+++ Given records

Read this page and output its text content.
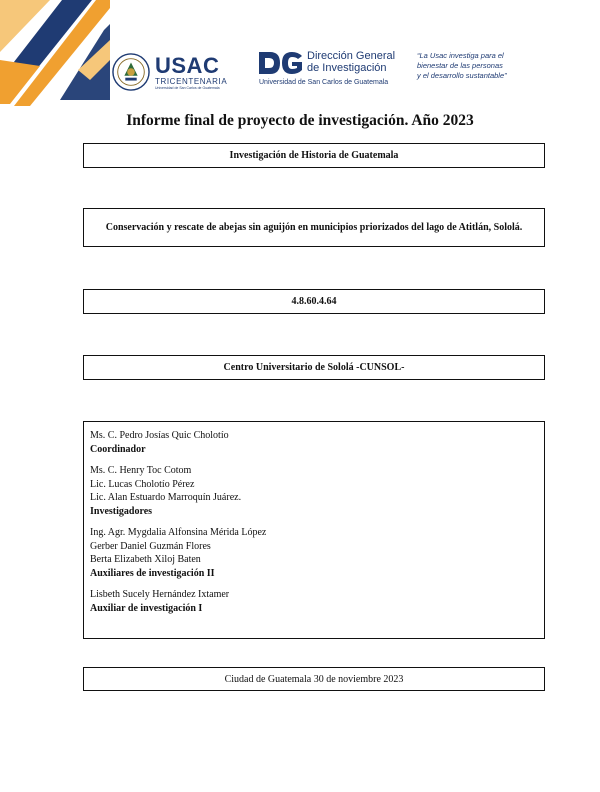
USAC
TRICENTENARIA
Universidad de San Carlos de Guatemala
Dirección General
de Investigación
Universidad de San Carlos de Guatemala
“La Usac investiga para el
bienestar de las personas
y el desarrollo sustantable”
Informe final de proyecto de investigación. Año 2023
Investigación de Historia de Guatemala
Conservación y rescate de abejas sin aguijón en municipios priorizados del lago de Atitlán, Sololá.
4.8.60.4.64
Centro Universitario de Sololá -CUNSOL-
Ms. C. Pedro Josías Quic Cholotío
Coordinador
Ms. C. Henry Toc Cotom
Lic. Lucas Cholotío Pérez
Lic. Alan Estuardo Marroquín Juárez.
Investigadores
Ing. Agr. Mygdalia Alfonsina Mérida López
Gerber Daniel Guzmán Flores
Berta Elizabeth Xiloj Baten
Auxiliares de investigación II
Lisbeth Sucely Hernández Ixtamer
Auxiliar de investigación I
Ciudad de Guatemala 30 de noviembre 2023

++++++

Written task:
Transcribe all the records above word for word, without their images.

The completed task:
Read this page and output its text content.
USAC
TRICENTENARIA
Universidad de San Carlos de Guatemala
Dirección General
de Investigación
Universidad de San Carlos de Guatemala
“La Usac investiga para el
bienestar de las personas
y el desarrollo sustantable”
Informe final de proyecto de investigación. Año 2023
Investigación de Historia de Guatemala
Conservación y rescate de abejas sin aguijón en municipios priorizados del lago de Atitlán, Sololá.
4.8.60.4.64
Centro Universitario de Sololá -CUNSOL-
Ms. C. Pedro Josías Quic Cholotío
Coordinador
Ms. C. Henry Toc Cotom
Lic. Lucas Cholotío Pérez
Lic. Alan Estuardo Marroquín Juárez.
Investigadores
Ing. Agr. Mygdalia Alfonsina Mérida López
Gerber Daniel Guzmán Flores
Berta Elizabeth Xiloj Baten
Auxiliares de investigación II
Lisbeth Sucely Hernández Ixtamer
Auxiliar de investigación I
Ciudad de Guatemala 30 de noviembre 2023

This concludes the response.